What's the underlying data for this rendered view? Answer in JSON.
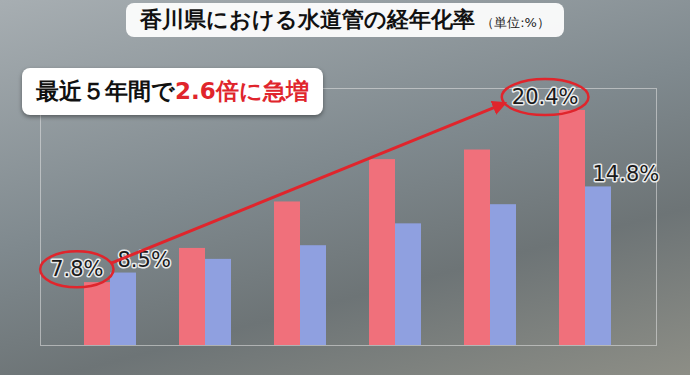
{
  "chart_data": {
    "type": "bar",
    "title": "香川県における水道管の経年化率",
    "subtitle": "（単位:%）",
    "annotation": "最近５年間で2.6倍に急増",
    "annotation_highlight": "2.6倍に急増",
    "categories": [
      null,
      null,
      null,
      null,
      null,
      null
    ],
    "series": [
      {
        "color": "#f0707b",
        "values": [
          7.8,
          10.3,
          13.7,
          16.8,
          17.5,
          20.4
        ],
        "value_labels": [
          "7.8%",
          null,
          null,
          null,
          null,
          "20.4%"
        ]
      },
      {
        "color": "#8fa0e0",
        "values": [
          8.5,
          9.5,
          10.5,
          12.1,
          13.5,
          14.8
        ],
        "value_labels": [
          "8.5%",
          null,
          null,
          null,
          null,
          "14.8%"
        ]
      }
    ],
    "ylim": [
      3.2,
      22
    ],
    "yticks": [],
    "grid": false,
    "data_labels": true,
    "tick_labels": false
  }
}
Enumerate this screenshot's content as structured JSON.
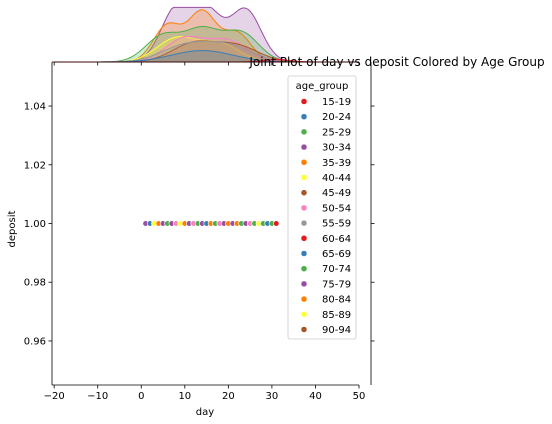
{
  "chart_data": {
    "type": "scatter",
    "title": "Joint Plot of day vs deposit Colored by Age Group",
    "xlabel": "day",
    "ylabel": "deposit",
    "xlim": [
      -20.5,
      50
    ],
    "ylim": [
      0.945,
      1.055
    ],
    "xticks": [
      "-20",
      "-10",
      "0",
      "10",
      "20",
      "30",
      "40",
      "50"
    ],
    "yticks": [
      "0.96",
      "0.98",
      "1.00",
      "1.02",
      "1.04"
    ],
    "legend": {
      "title": "age_group",
      "placement": "upper-right",
      "entries": [
        {
          "label": "15-19",
          "color": "#e41a1c"
        },
        {
          "label": "20-24",
          "color": "#377eb8"
        },
        {
          "label": "25-29",
          "color": "#4daf4a"
        },
        {
          "label": "30-34",
          "color": "#984ea3"
        },
        {
          "label": "35-39",
          "color": "#ff7f00"
        },
        {
          "label": "40-44",
          "color": "#ffff33"
        },
        {
          "label": "45-49",
          "color": "#a65628"
        },
        {
          "label": "50-54",
          "color": "#f781bf"
        },
        {
          "label": "55-59",
          "color": "#999999"
        },
        {
          "label": "60-64",
          "color": "#e41a1c"
        },
        {
          "label": "65-69",
          "color": "#377eb8"
        },
        {
          "label": "70-74",
          "color": "#4daf4a"
        },
        {
          "label": "75-79",
          "color": "#984ea3"
        },
        {
          "label": "80-84",
          "color": "#ff7f00"
        },
        {
          "label": "85-89",
          "color": "#ffff33"
        },
        {
          "label": "90-94",
          "color": "#a65628"
        }
      ]
    },
    "points": [
      {
        "x": 1,
        "y": 1,
        "color": "#984ea3"
      },
      {
        "x": 2,
        "y": 1,
        "color": "#377eb8"
      },
      {
        "x": 3,
        "y": 1,
        "color": "#ffff33"
      },
      {
        "x": 4,
        "y": 1,
        "color": "#ff7f00"
      },
      {
        "x": 5,
        "y": 1,
        "color": "#984ea3"
      },
      {
        "x": 6,
        "y": 1,
        "color": "#4daf4a"
      },
      {
        "x": 7,
        "y": 1,
        "color": "#984ea3"
      },
      {
        "x": 8,
        "y": 1,
        "color": "#f781bf"
      },
      {
        "x": 9,
        "y": 1,
        "color": "#ffff33"
      },
      {
        "x": 10,
        "y": 1,
        "color": "#ff7f00"
      },
      {
        "x": 11,
        "y": 1,
        "color": "#984ea3"
      },
      {
        "x": 12,
        "y": 1,
        "color": "#f781bf"
      },
      {
        "x": 13,
        "y": 1,
        "color": "#4daf4a"
      },
      {
        "x": 14,
        "y": 1,
        "color": "#984ea3"
      },
      {
        "x": 15,
        "y": 1,
        "color": "#377eb8"
      },
      {
        "x": 16,
        "y": 1,
        "color": "#ff7f00"
      },
      {
        "x": 17,
        "y": 1,
        "color": "#4daf4a"
      },
      {
        "x": 18,
        "y": 1,
        "color": "#f781bf"
      },
      {
        "x": 19,
        "y": 1,
        "color": "#984ea3"
      },
      {
        "x": 20,
        "y": 1,
        "color": "#ff7f00"
      },
      {
        "x": 21,
        "y": 1,
        "color": "#984ea3"
      },
      {
        "x": 22,
        "y": 1,
        "color": "#ff7f00"
      },
      {
        "x": 23,
        "y": 1,
        "color": "#4daf4a"
      },
      {
        "x": 24,
        "y": 1,
        "color": "#984ea3"
      },
      {
        "x": 25,
        "y": 1,
        "color": "#f781bf"
      },
      {
        "x": 26,
        "y": 1,
        "color": "#4daf4a"
      },
      {
        "x": 27,
        "y": 1,
        "color": "#ffff33"
      },
      {
        "x": 28,
        "y": 1,
        "color": "#4daf4a"
      },
      {
        "x": 29,
        "y": 1,
        "color": "#377eb8"
      },
      {
        "x": 30,
        "y": 1,
        "color": "#4daf4a"
      },
      {
        "x": 31,
        "y": 1,
        "color": "#e41a1c"
      }
    ],
    "marginal_x": {
      "type": "kde",
      "series": [
        {
          "label": "30-34",
          "color": "#984ea3",
          "peaks": [
            [
              8,
              1.0
            ],
            [
              15,
              0.95
            ],
            [
              24,
              1.0
            ]
          ],
          "width": 3.5
        },
        {
          "label": "35-39",
          "color": "#ff7f00",
          "peaks": [
            [
              6,
              0.7
            ],
            [
              14,
              0.95
            ],
            [
              22,
              0.55
            ]
          ],
          "width": 3.2
        },
        {
          "label": "25-29",
          "color": "#4daf4a",
          "peaks": [
            [
              5,
              0.5
            ],
            [
              14,
              0.6
            ],
            [
              23,
              0.55
            ]
          ],
          "width": 4.0
        },
        {
          "label": "40-44",
          "color": "#ffff33",
          "peaks": [
            [
              8,
              0.45
            ],
            [
              18,
              0.35
            ]
          ],
          "width": 4.5
        },
        {
          "label": "50-54",
          "color": "#f781bf",
          "peaks": [
            [
              10,
              0.45
            ],
            [
              20,
              0.4
            ]
          ],
          "width": 4.5
        },
        {
          "label": "45-49",
          "color": "#a65628",
          "peaks": [
            [
              12,
              0.35
            ],
            [
              22,
              0.3
            ]
          ],
          "width": 5.0
        },
        {
          "label": "55-59",
          "color": "#999999",
          "peaks": [
            [
              10,
              0.3
            ],
            [
              20,
              0.3
            ]
          ],
          "width": 5.5
        },
        {
          "label": "20-24",
          "color": "#377eb8",
          "peaks": [
            [
              14,
              0.22
            ]
          ],
          "width": 7.0
        },
        {
          "label": "15-19",
          "color": "#e41a1c",
          "peaks": [
            [
              31,
              0.05
            ]
          ],
          "width": 3.0
        }
      ]
    }
  }
}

▬▬▬▬▬▬▬▬▬▬

WORK TO DO:
Using the entries above, state how many lines include the word "JSON", with no other words.

ANSWER TO THE TASK:
2